> [Data excerpts]
########################################
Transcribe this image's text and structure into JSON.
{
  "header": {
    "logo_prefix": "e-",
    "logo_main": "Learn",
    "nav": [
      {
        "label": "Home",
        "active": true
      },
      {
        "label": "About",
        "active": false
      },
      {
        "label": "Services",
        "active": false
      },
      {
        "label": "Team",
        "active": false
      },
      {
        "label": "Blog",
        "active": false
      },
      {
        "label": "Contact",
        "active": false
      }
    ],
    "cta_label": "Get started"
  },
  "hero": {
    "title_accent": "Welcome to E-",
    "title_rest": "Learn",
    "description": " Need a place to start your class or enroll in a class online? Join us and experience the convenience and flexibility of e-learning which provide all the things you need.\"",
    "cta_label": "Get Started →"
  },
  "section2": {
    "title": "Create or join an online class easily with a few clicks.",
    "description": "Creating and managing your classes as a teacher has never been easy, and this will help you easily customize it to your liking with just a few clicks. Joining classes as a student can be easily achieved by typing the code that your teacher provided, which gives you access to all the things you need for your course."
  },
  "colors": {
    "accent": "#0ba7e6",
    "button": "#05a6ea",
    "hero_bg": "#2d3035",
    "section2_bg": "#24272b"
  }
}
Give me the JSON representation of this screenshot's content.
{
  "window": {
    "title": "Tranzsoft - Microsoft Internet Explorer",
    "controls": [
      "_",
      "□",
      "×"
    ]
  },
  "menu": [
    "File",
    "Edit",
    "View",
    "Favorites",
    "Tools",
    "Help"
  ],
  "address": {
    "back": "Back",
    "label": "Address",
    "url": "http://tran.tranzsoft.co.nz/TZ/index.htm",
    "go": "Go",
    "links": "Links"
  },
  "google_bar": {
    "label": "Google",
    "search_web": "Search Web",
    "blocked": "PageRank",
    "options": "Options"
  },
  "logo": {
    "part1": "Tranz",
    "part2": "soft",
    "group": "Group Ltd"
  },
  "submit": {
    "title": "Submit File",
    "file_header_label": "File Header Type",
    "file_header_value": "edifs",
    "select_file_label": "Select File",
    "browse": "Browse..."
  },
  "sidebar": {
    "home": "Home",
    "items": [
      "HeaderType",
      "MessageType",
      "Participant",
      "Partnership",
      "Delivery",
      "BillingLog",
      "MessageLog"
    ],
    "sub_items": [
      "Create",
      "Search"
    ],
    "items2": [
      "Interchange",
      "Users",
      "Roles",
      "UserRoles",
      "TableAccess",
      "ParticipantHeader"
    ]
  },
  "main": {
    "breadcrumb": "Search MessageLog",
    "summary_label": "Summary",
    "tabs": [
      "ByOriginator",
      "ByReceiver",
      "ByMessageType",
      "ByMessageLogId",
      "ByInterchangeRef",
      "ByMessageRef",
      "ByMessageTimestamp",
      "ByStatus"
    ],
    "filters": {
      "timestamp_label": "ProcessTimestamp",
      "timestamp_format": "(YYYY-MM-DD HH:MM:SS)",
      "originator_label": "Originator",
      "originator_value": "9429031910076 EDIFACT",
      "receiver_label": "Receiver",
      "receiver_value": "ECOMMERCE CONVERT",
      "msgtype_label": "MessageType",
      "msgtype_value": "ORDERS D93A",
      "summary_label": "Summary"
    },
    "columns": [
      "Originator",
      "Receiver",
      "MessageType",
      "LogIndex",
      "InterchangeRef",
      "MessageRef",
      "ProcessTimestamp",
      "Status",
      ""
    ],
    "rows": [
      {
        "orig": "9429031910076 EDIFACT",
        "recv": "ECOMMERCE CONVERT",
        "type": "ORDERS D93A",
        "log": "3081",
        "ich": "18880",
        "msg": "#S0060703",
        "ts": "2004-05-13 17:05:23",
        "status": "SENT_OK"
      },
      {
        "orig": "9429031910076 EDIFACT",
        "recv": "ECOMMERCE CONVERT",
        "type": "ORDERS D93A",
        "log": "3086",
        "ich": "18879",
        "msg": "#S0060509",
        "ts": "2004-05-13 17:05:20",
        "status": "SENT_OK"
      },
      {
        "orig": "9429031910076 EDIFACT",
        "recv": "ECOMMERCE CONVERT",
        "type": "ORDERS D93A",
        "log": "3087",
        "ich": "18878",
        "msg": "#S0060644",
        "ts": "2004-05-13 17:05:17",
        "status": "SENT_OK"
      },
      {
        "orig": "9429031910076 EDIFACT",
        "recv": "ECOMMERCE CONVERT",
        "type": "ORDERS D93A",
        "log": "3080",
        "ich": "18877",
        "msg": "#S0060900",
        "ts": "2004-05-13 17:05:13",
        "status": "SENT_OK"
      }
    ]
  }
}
########################################
> [What the task requires] Output the whole listing above again, word for word.

> [Exercise response]
Transcribe this image's text and structure into JSON.
{
  "header": {
    "logo_prefix": "e-",
    "logo_main": "Learn",
    "nav": [
      {
        "label": "Home",
        "active": true
      },
      {
        "label": "About",
        "active": false
      },
      {
        "label": "Services",
        "active": false
      },
      {
        "label": "Team",
        "active": false
      },
      {
        "label": "Blog",
        "active": false
      },
      {
        "label": "Contact",
        "active": false
      }
    ],
    "cta_label": "Get started"
  },
  "hero": {
    "title_accent": "Welcome to E-",
    "title_rest": "Learn",
    "description": " Need a place to start your class or enroll in a class online? Join us and experience the convenience and flexibility of e-learning which provide all the things you need.\"",
    "cta_label": "Get Started →"
  },
  "section2": {
    "title": "Create or join an online class easily with a few clicks.",
    "description": "Creating and managing your classes as a teacher has never been easy, and this will help you easily customize it to your liking with just a few clicks. Joining classes as a student can be easily achieved by typing the code that your teacher provided, which gives you access to all the things you need for your course."
  },
  "colors": {
    "accent": "#0ba7e6",
    "button": "#05a6ea",
    "hero_bg": "#2d3035",
    "section2_bg": "#24272b"
  }
}
Give me the JSON representation of this screenshot's content.
{
  "window": {
    "title": "Tranzsoft - Microsoft Internet Explorer",
    "controls": [
      "_",
      "□",
      "×"
    ]
  },
  "menu": [
    "File",
    "Edit",
    "View",
    "Favorites",
    "Tools",
    "Help"
  ],
  "address": {
    "back": "Back",
    "label": "Address",
    "url": "http://tran.tranzsoft.co.nz/TZ/index.htm",
    "go": "Go",
    "links": "Links"
  },
  "google_bar": {
    "label": "Google",
    "search_web": "Search Web",
    "blocked": "PageRank",
    "options": "Options"
  },
  "logo": {
    "part1": "Tranz",
    "part2": "soft",
    "group": "Group Ltd"
  },
  "submit": {
    "title": "Submit File",
    "file_header_label": "File Header Type",
    "file_header_value": "edifs",
    "select_file_label": "Select File",
    "browse": "Browse..."
  },
  "sidebar": {
    "home": "Home",
    "items": [
      "HeaderType",
      "MessageType",
      "Participant",
      "Partnership",
      "Delivery",
      "BillingLog",
      "MessageLog"
    ],
    "sub_items": [
      "Create",
      "Search"
    ],
    "items2": [
      "Interchange",
      "Users",
      "Roles",
      "UserRoles",
      "TableAccess",
      "ParticipantHeader"
    ]
  },
  "main": {
    "breadcrumb": "Search MessageLog",
    "summary_label": "Summary",
    "tabs": [
      "ByOriginator",
      "ByReceiver",
      "ByMessageType",
      "ByMessageLogId",
      "ByInterchangeRef",
      "ByMessageRef",
      "ByMessageTimestamp",
      "ByStatus"
    ],
    "filters": {
      "timestamp_label": "ProcessTimestamp",
      "timestamp_format": "(YYYY-MM-DD HH:MM:SS)",
      "originator_label": "Originator",
      "originator_value": "9429031910076 EDIFACT",
      "receiver_label": "Receiver",
      "receiver_value": "ECOMMERCE CONVERT",
      "msgtype_label": "MessageType",
      "msgtype_value": "ORDERS D93A",
      "summary_label": "Summary"
    },
    "columns": [
      "Originator",
      "Receiver",
      "MessageType",
      "LogIndex",
      "InterchangeRef",
      "MessageRef",
      "ProcessTimestamp",
      "Status",
      ""
    ],
    "rows": [
      {
        "orig": "9429031910076 EDIFACT",
        "recv": "ECOMMERCE CONVERT",
        "type": "ORDERS D93A",
        "log": "3081",
        "ich": "18880",
        "msg": "#S0060703",
        "ts": "2004-05-13 17:05:23",
        "status": "SENT_OK"
      },
      {
        "orig": "9429031910076 EDIFACT",
        "recv": "ECOMMERCE CONVERT",
        "type": "ORDERS D93A",
        "log": "3086",
        "ich": "18879",
        "msg": "#S0060509",
        "ts": "2004-05-13 17:05:20",
        "status": "SENT_OK"
      },
      {
        "orig": "9429031910076 EDIFACT",
        "recv": "ECOMMERCE CONVERT",
        "type": "ORDERS D93A",
        "log": "3087",
        "ich": "18878",
        "msg": "#S0060644",
        "ts": "2004-05-13 17:05:17",
        "status": "SENT_OK"
      },
      {
        "orig": "9429031910076 EDIFACT",
        "recv": "ECOMMERCE CONVERT",
        "type": "ORDERS D93A",
        "log": "3080",
        "ich": "18877",
        "msg": "#S0060900",
        "ts": "2004-05-13 17:05:13",
        "status": "SENT_OK"
      }
    ]
  }
}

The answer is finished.